▸ **DATASET RECORDS**:
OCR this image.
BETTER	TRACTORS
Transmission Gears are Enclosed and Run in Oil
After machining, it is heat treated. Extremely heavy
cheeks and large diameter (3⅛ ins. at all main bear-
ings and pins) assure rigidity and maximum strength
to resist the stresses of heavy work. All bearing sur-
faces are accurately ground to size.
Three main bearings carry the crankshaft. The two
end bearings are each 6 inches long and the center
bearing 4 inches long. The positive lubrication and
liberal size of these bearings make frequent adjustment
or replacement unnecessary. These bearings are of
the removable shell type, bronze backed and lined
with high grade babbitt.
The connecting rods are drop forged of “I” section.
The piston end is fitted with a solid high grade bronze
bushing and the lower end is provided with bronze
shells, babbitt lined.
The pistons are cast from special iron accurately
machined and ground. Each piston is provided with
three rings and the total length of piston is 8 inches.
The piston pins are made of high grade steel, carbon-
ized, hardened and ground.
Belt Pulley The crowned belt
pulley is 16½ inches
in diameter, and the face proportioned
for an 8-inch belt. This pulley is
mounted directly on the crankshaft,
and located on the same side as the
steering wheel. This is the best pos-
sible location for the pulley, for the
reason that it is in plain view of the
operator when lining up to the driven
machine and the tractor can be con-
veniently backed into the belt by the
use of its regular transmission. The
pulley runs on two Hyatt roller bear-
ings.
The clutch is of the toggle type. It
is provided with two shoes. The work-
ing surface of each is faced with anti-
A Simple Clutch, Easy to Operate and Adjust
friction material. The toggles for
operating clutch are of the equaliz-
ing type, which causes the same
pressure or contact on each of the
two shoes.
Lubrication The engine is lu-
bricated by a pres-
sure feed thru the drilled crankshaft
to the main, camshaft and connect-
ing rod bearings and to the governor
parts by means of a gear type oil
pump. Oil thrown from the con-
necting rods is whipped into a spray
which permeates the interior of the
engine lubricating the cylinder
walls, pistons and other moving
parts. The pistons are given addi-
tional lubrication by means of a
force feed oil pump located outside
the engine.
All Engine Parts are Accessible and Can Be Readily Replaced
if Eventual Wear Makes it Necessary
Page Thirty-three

▸ **SHORT EXERCISE**:
Write out every line of the records exactly.

▸ **EXERCISE RESULT**:
OCR this image.
BETTER	TRACTORS
Transmission Gears are Enclosed and Run in Oil
After machining, it is heat treated. Extremely heavy
cheeks and large diameter (3⅛ ins. at all main bear-
ings and pins) assure rigidity and maximum strength
to resist the stresses of heavy work. All bearing sur-
faces are accurately ground to size.
Three main bearings carry the crankshaft. The two
end bearings are each 6 inches long and the center
bearing 4 inches long. The positive lubrication and
liberal size of these bearings make frequent adjustment
or replacement unnecessary. These bearings are of
the removable shell type, bronze backed and lined
with high grade babbitt.
The connecting rods are drop forged of “I” section.
The piston end is fitted with a solid high grade bronze
bushing and the lower end is provided with bronze
shells, babbitt lined.
The pistons are cast from special iron accurately
machined and ground. Each piston is provided with
three rings and the total length of piston is 8 inches.
The piston pins are made of high grade steel, carbon-
ized, hardened and ground.
Belt Pulley The crowned belt
pulley is 16½ inches
in diameter, and the face proportioned
for an 8-inch belt. This pulley is
mounted directly on the crankshaft,
and located on the same side as the
steering wheel. This is the best pos-
sible location for the pulley, for the
reason that it is in plain view of the
operator when lining up to the driven
machine and the tractor can be con-
veniently backed into the belt by the
use of its regular transmission. The
pulley runs on two Hyatt roller bear-
ings.
The clutch is of the toggle type. It
is provided with two shoes. The work-
ing surface of each is faced with anti-
A Simple Clutch, Easy to Operate and Adjust
friction material. The toggles for
operating clutch are of the equaliz-
ing type, which causes the same
pressure or contact on each of the
two shoes.
Lubrication The engine is lu-
bricated by a pres-
sure feed thru the drilled crankshaft
to the main, camshaft and connect-
ing rod bearings and to the governor
parts by means of a gear type oil
pump. Oil thrown from the con-
necting rods is whipped into a spray
which permeates the interior of the
engine lubricating the cylinder
walls, pistons and other moving
parts. The pistons are given addi-
tional lubrication by means of a
force feed oil pump located outside
the engine.
All Engine Parts are Accessible and Can Be Readily Replaced
if Eventual Wear Makes it Necessary
Page Thirty-three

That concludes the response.